> **What the exercise asks**
Restate, word for word, every line of the data.

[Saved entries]
● ● ● ● ●
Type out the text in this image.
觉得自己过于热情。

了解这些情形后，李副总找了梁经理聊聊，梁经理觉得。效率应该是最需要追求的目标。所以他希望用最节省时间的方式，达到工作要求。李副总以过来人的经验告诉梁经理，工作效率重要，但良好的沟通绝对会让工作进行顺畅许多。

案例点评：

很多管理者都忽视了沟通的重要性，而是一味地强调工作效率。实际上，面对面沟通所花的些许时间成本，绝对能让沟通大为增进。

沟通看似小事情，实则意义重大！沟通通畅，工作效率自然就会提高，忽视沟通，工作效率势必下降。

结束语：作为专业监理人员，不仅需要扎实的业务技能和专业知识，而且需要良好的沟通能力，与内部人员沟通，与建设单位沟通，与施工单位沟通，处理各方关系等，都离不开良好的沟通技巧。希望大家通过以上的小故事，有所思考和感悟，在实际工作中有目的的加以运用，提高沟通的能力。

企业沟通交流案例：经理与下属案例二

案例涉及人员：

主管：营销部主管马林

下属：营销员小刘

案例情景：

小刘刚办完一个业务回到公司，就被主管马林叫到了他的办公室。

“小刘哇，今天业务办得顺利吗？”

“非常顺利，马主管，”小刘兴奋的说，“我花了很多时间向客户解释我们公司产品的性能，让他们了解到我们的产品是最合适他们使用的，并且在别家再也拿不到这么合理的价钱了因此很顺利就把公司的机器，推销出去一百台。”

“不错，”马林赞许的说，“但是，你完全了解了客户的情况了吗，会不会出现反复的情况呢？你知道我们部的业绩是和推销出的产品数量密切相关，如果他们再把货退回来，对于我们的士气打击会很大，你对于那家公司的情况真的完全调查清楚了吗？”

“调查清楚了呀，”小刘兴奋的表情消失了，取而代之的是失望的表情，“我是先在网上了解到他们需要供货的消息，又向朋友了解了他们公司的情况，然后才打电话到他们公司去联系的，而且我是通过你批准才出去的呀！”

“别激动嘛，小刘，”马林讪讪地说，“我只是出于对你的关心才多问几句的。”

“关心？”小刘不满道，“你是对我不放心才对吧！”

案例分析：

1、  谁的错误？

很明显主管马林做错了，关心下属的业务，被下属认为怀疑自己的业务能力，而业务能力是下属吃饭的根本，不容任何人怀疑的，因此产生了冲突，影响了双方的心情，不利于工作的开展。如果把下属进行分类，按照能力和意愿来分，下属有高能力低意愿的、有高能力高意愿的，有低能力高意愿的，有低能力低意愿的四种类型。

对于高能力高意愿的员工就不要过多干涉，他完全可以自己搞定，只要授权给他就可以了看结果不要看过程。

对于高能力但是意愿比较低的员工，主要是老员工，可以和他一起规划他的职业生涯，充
● ● ● ● ●
> **Answer to the task**
Type out the text in this image.
觉得自己过于热情。

了解这些情形后，李副总找了梁经理聊聊，梁经理觉得。效率应该是最需要追求的目标。所以他希望用最节省时间的方式，达到工作要求。李副总以过来人的经验告诉梁经理，工作效率重要，但良好的沟通绝对会让工作进行顺畅许多。

案例点评：

很多管理者都忽视了沟通的重要性，而是一味地强调工作效率。实际上，面对面沟通所花的些许时间成本，绝对能让沟通大为增进。

沟通看似小事情，实则意义重大！沟通通畅，工作效率自然就会提高，忽视沟通，工作效率势必下降。

结束语：作为专业监理人员，不仅需要扎实的业务技能和专业知识，而且需要良好的沟通能力，与内部人员沟通，与建设单位沟通，与施工单位沟通，处理各方关系等，都离不开良好的沟通技巧。希望大家通过以上的小故事，有所思考和感悟，在实际工作中有目的的加以运用，提高沟通的能力。

企业沟通交流案例：经理与下属案例二

案例涉及人员：

主管：营销部主管马林

下属：营销员小刘

案例情景：

小刘刚办完一个业务回到公司，就被主管马林叫到了他的办公室。

“小刘哇，今天业务办得顺利吗？”

“非常顺利，马主管，”小刘兴奋的说，“我花了很多时间向客户解释我们公司产品的性能，让他们了解到我们的产品是最合适他们使用的，并且在别家再也拿不到这么合理的价钱了因此很顺利就把公司的机器，推销出去一百台。”

“不错，”马林赞许的说，“但是，你完全了解了客户的情况了吗，会不会出现反复的情况呢？你知道我们部的业绩是和推销出的产品数量密切相关，如果他们再把货退回来，对于我们的士气打击会很大，你对于那家公司的情况真的完全调查清楚了吗？”

“调查清楚了呀，”小刘兴奋的表情消失了，取而代之的是失望的表情，“我是先在网上了解到他们需要供货的消息，又向朋友了解了他们公司的情况，然后才打电话到他们公司去联系的，而且我是通过你批准才出去的呀！”

“别激动嘛，小刘，”马林讪讪地说，“我只是出于对你的关心才多问几句的。”

“关心？”小刘不满道，“你是对我不放心才对吧！”

案例分析：

1、  谁的错误？

很明显主管马林做错了，关心下属的业务，被下属认为怀疑自己的业务能力，而业务能力是下属吃饭的根本，不容任何人怀疑的，因此产生了冲突，影响了双方的心情，不利于工作的开展。如果把下属进行分类，按照能力和意愿来分，下属有高能力低意愿的、有高能力高意愿的，有低能力高意愿的，有低能力低意愿的四种类型。

对于高能力高意愿的员工就不要过多干涉，他完全可以自己搞定，只要授权给他就可以了看结果不要看过程。

对于高能力但是意愿比较低的员工，主要是老员工，可以和他一起规划他的职业生涯，充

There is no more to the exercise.